━━━━━ EXCERPTED DATA ━━━━━

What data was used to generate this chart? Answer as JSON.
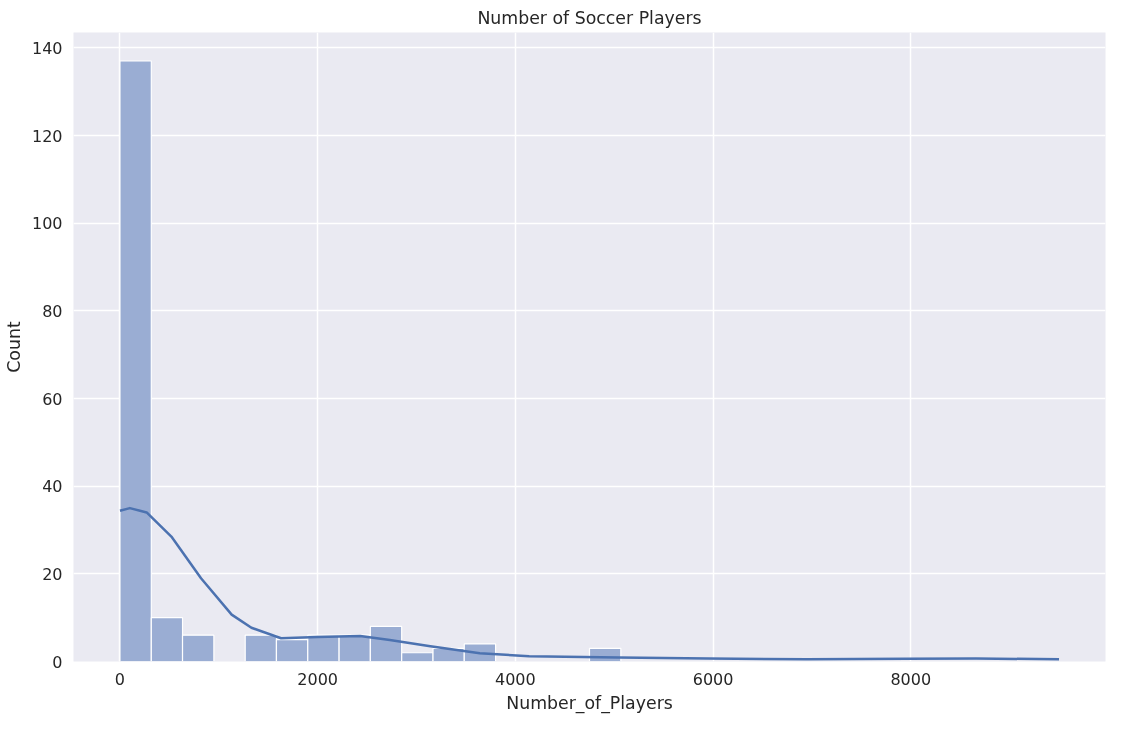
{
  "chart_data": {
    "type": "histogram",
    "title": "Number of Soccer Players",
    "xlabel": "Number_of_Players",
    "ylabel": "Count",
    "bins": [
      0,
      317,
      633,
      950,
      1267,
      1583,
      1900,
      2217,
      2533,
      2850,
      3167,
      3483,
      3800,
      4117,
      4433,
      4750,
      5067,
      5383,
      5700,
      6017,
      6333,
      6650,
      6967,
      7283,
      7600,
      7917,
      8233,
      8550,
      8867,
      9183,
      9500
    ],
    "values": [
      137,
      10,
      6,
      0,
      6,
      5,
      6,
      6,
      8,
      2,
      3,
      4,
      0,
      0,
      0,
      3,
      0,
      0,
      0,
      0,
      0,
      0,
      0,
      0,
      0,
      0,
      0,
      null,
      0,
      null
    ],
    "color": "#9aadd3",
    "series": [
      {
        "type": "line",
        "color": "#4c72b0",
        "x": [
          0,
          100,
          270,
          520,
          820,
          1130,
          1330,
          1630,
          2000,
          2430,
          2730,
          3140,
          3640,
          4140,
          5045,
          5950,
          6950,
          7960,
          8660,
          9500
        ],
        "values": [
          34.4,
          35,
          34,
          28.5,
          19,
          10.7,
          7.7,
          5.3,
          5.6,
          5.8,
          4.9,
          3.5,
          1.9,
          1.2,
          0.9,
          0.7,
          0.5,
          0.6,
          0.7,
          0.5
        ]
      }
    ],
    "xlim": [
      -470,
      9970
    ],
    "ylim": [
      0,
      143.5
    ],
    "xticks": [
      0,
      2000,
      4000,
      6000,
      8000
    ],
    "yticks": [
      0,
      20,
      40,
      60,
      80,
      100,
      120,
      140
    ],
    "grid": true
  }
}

━━━━━

* WHAT TO DO *
Repeat each entry above word for word, leaving every picture out.

* TASK OUTPUT *
What data was used to generate this chart? Answer as JSON.
{
  "chart_data": {
    "type": "histogram",
    "title": "Number of Soccer Players",
    "xlabel": "Number_of_Players",
    "ylabel": "Count",
    "bins": [
      0,
      317,
      633,
      950,
      1267,
      1583,
      1900,
      2217,
      2533,
      2850,
      3167,
      3483,
      3800,
      4117,
      4433,
      4750,
      5067,
      5383,
      5700,
      6017,
      6333,
      6650,
      6967,
      7283,
      7600,
      7917,
      8233,
      8550,
      8867,
      9183,
      9500
    ],
    "values": [
      137,
      10,
      6,
      0,
      6,
      5,
      6,
      6,
      8,
      2,
      3,
      4,
      0,
      0,
      0,
      3,
      0,
      0,
      0,
      0,
      0,
      0,
      0,
      0,
      0,
      0,
      0,
      null,
      0,
      null
    ],
    "color": "#9aadd3",
    "series": [
      {
        "type": "line",
        "color": "#4c72b0",
        "x": [
          0,
          100,
          270,
          520,
          820,
          1130,
          1330,
          1630,
          2000,
          2430,
          2730,
          3140,
          3640,
          4140,
          5045,
          5950,
          6950,
          7960,
          8660,
          9500
        ],
        "values": [
          34.4,
          35,
          34,
          28.5,
          19,
          10.7,
          7.7,
          5.3,
          5.6,
          5.8,
          4.9,
          3.5,
          1.9,
          1.2,
          0.9,
          0.7,
          0.5,
          0.6,
          0.7,
          0.5
        ]
      }
    ],
    "xlim": [
      -470,
      9970
    ],
    "ylim": [
      0,
      143.5
    ],
    "xticks": [
      0,
      2000,
      4000,
      6000,
      8000
    ],
    "yticks": [
      0,
      20,
      40,
      60,
      80,
      100,
      120,
      140
    ],
    "grid": true
  }
}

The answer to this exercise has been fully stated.